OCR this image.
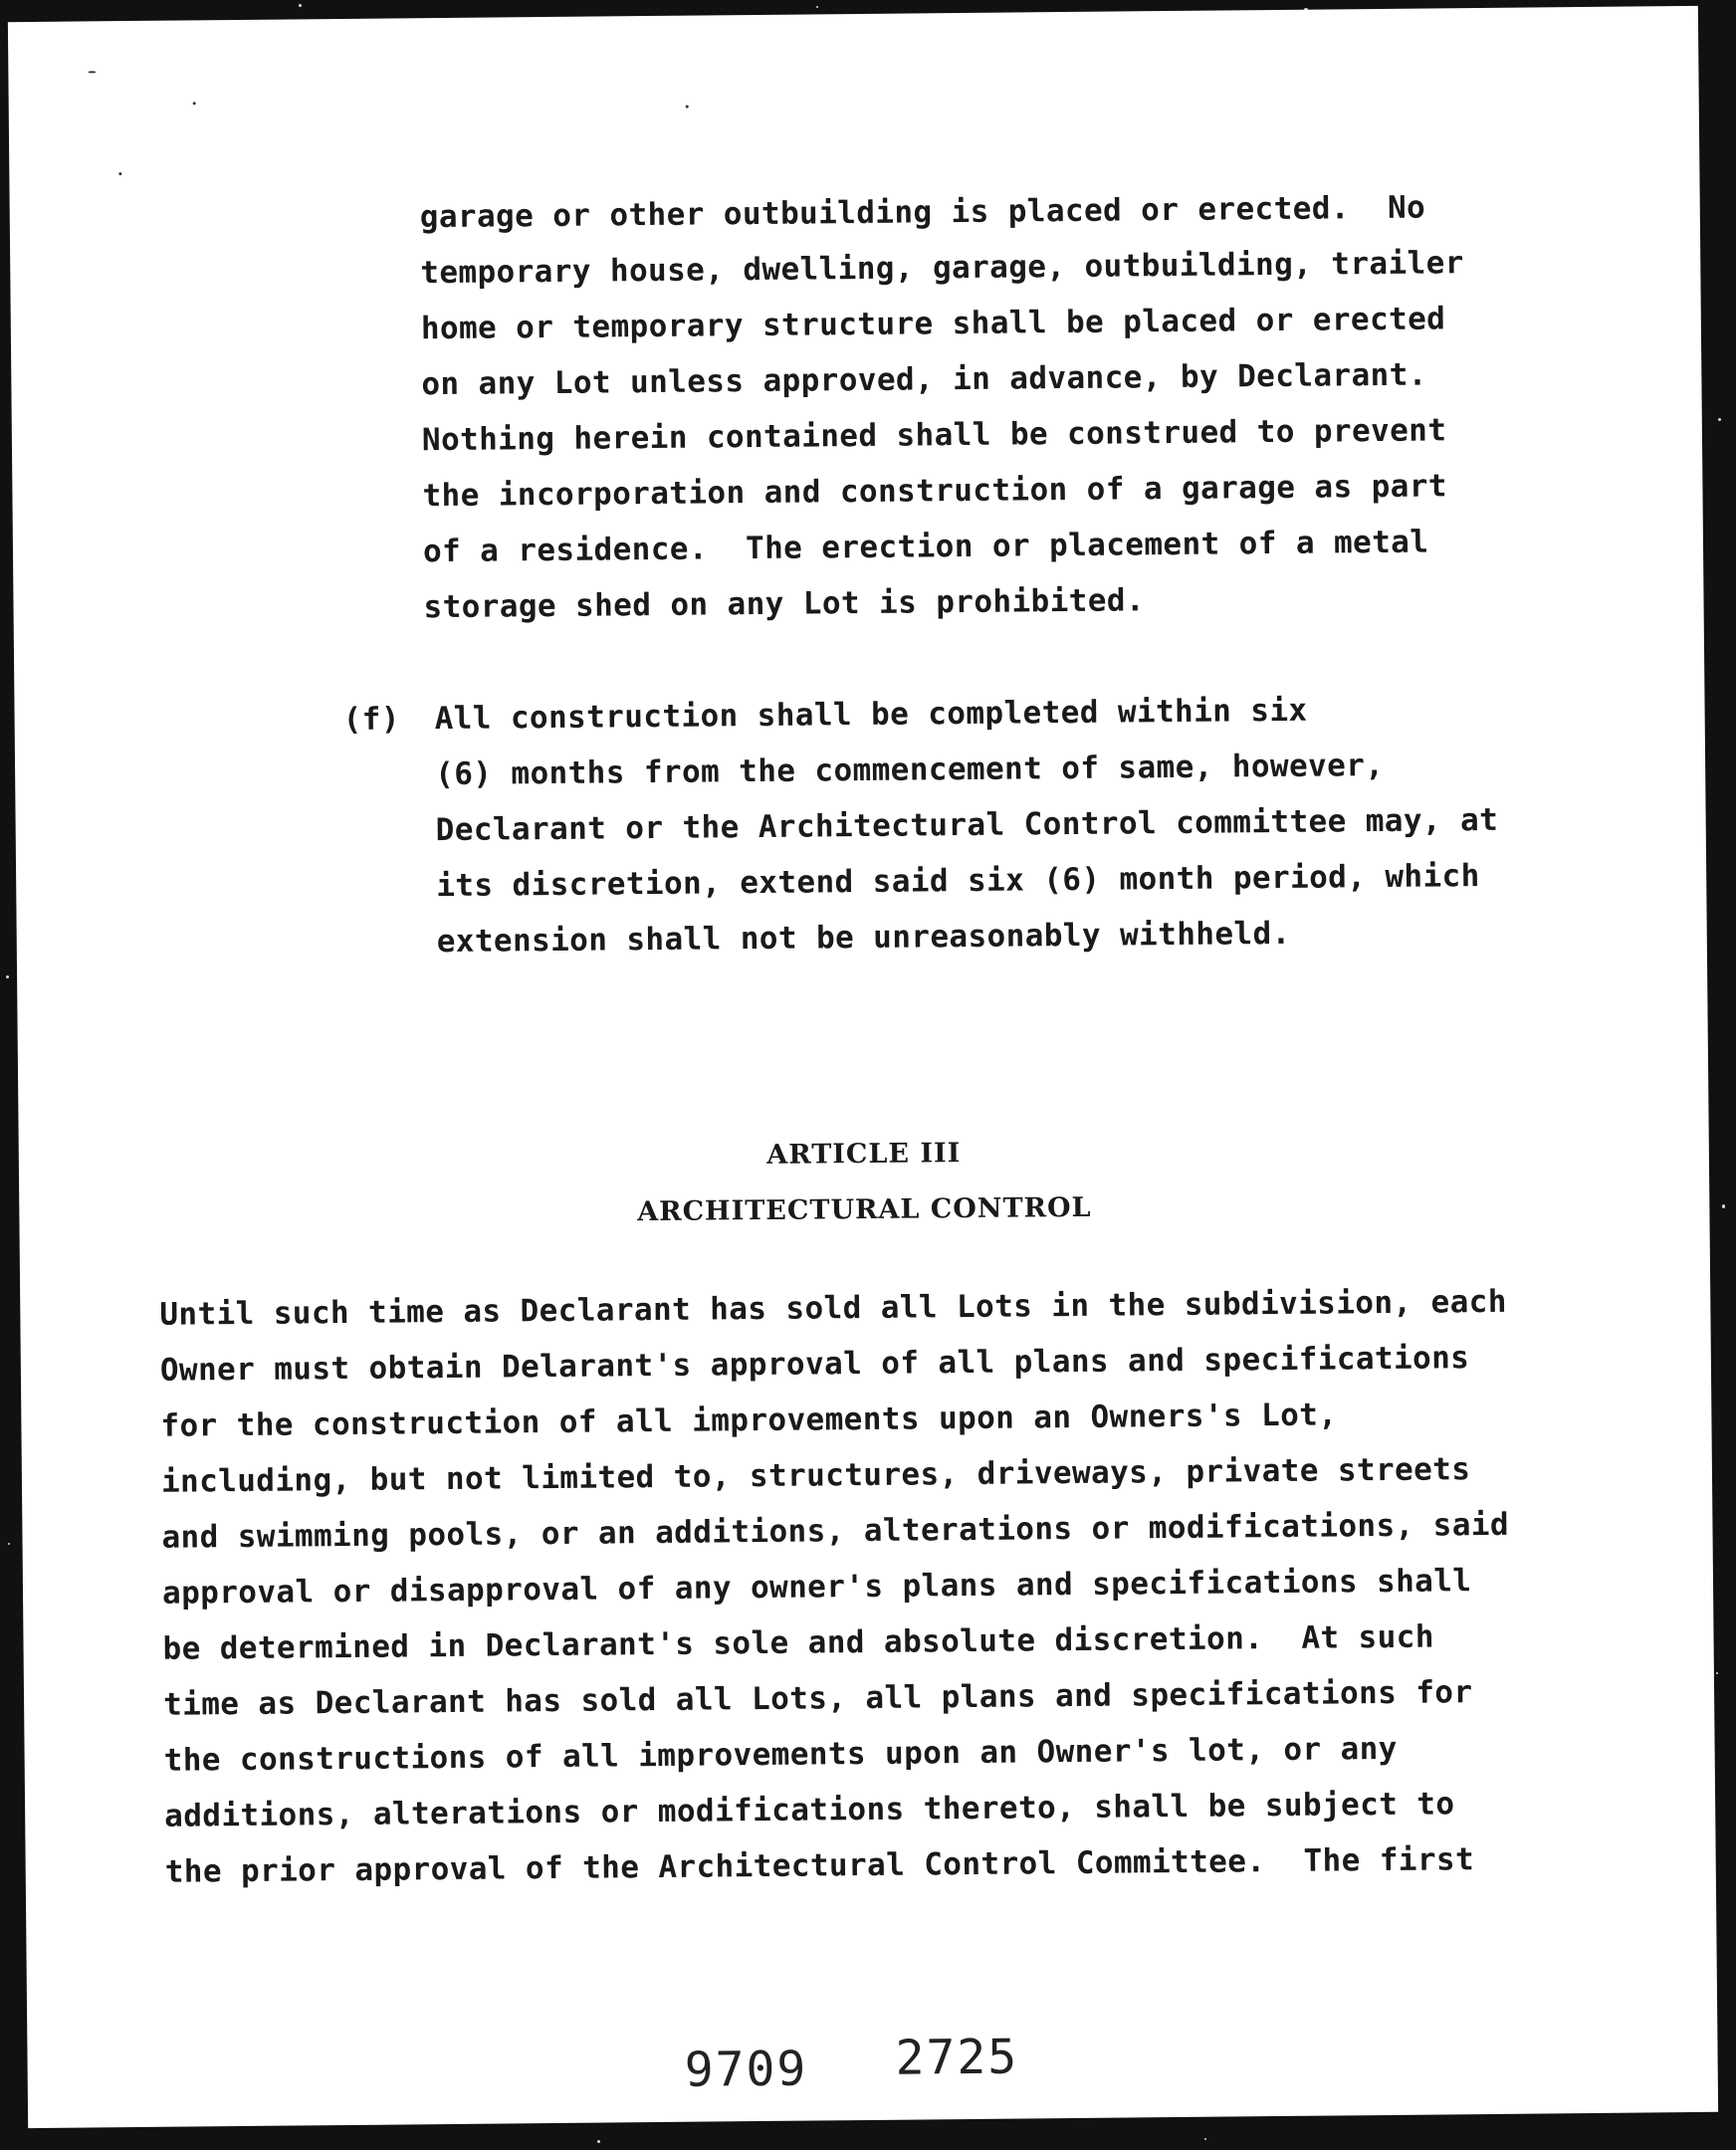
garage or other outbuilding is placed or erected.  No

temporary house, dwelling, garage, outbuilding, trailer

home or temporary structure shall be placed or erected

on any Lot unless approved, in advance, by Declarant.

Nothing herein contained shall be construed to prevent

the incorporation and construction of a garage as part

of a residence.  The erection or placement of a metal

storage shed on any Lot is prohibited.

(f) All construction shall be completed within six

(6) months from the commencement of same, however,

Declarant or the Architectural Control committee may, at

its discretion, extend said six (6) month period, which

extension shall not be unreasonably withheld.

ARTICLE III
ARCHITECTURAL CONTROL

Until such time as Declarant has sold all Lots in the subdivision, each

Owner must obtain Delarant's approval of all plans and specifications

for the construction of all improvements upon an Owners's Lot,

including, but not limited to, structures, driveways, private streets

and swimming pools, or an additions, alterations or modifications, said

approval or disapproval of any owner's plans and specifications shall

be determined in Declarant's sole and absolute discretion.  At such

time as Declarant has sold all Lots, all plans and specifications for

the constructions of all improvements upon an Owner's lot, or any

additions, alterations or modifications thereto, shall be subject to

the prior approval of the Architectural Control Committee.  The first

9709 2725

REQUEST:
Filter the listing for the word "time" and copy every line that holds it.

TASK RESPONSE:
Until such time as Declarant has sold all Lots in the subdivision, each
time as Declarant has sold all Lots, all plans and specifications for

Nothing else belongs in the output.